## begin Material

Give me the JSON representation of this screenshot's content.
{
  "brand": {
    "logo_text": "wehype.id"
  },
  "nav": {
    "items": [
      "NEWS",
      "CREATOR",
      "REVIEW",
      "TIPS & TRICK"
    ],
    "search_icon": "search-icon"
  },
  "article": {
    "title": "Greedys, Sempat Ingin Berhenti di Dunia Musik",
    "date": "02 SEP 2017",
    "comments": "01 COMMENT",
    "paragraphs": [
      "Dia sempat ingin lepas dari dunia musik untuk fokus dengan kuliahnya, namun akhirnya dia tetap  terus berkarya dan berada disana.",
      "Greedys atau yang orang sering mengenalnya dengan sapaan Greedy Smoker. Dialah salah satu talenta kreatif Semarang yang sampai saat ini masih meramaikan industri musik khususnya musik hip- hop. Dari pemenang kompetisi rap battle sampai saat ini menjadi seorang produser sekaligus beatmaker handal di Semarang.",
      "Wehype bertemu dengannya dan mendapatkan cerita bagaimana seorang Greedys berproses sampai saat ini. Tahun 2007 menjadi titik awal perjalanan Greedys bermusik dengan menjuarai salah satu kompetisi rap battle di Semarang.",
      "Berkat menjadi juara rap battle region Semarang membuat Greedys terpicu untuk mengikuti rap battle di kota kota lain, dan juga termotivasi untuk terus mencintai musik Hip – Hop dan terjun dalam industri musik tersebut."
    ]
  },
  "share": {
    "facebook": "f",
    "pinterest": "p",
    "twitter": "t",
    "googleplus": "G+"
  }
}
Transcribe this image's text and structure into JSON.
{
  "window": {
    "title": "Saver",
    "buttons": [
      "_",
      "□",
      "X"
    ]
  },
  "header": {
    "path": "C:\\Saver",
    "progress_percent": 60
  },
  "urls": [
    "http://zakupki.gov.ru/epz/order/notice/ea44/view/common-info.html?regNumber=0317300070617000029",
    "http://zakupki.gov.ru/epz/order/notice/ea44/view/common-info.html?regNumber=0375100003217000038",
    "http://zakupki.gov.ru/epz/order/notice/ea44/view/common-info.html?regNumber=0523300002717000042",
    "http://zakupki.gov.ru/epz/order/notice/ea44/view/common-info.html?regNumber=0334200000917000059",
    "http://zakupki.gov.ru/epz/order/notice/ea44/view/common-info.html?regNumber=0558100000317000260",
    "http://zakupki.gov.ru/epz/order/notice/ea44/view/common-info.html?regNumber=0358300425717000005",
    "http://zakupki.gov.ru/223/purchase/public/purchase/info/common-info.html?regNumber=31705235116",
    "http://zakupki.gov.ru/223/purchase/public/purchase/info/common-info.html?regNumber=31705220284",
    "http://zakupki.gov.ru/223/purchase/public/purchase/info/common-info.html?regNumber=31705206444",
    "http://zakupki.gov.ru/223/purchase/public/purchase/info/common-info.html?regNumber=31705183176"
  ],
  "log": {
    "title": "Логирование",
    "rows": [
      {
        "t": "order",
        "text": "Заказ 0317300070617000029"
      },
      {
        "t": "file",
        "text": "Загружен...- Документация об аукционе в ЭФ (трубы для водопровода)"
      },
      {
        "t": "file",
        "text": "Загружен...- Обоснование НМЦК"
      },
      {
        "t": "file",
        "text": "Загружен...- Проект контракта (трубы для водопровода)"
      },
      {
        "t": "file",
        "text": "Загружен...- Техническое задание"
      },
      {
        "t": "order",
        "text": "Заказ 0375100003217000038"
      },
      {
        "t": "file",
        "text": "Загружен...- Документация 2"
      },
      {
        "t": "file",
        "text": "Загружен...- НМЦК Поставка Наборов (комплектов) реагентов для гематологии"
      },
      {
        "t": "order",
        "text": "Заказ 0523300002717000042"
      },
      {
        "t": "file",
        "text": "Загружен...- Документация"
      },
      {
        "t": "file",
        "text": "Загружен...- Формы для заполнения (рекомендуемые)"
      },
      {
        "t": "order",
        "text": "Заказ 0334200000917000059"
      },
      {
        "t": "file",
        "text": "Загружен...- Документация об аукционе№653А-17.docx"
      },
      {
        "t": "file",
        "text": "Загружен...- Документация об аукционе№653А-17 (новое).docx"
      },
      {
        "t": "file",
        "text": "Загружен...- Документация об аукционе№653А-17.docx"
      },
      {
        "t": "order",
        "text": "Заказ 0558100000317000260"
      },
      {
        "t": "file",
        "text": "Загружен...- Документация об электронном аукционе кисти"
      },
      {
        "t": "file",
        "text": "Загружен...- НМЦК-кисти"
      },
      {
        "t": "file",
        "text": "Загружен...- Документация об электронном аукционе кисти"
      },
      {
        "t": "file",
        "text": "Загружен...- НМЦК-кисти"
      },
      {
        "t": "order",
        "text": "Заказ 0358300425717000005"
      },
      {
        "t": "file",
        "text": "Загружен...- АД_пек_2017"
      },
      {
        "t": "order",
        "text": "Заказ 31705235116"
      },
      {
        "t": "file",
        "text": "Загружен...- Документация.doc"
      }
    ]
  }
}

## end Material

## Task description
Tally the lines containing "НМЦК". Provide the number without any other words.

## Solution for this task
4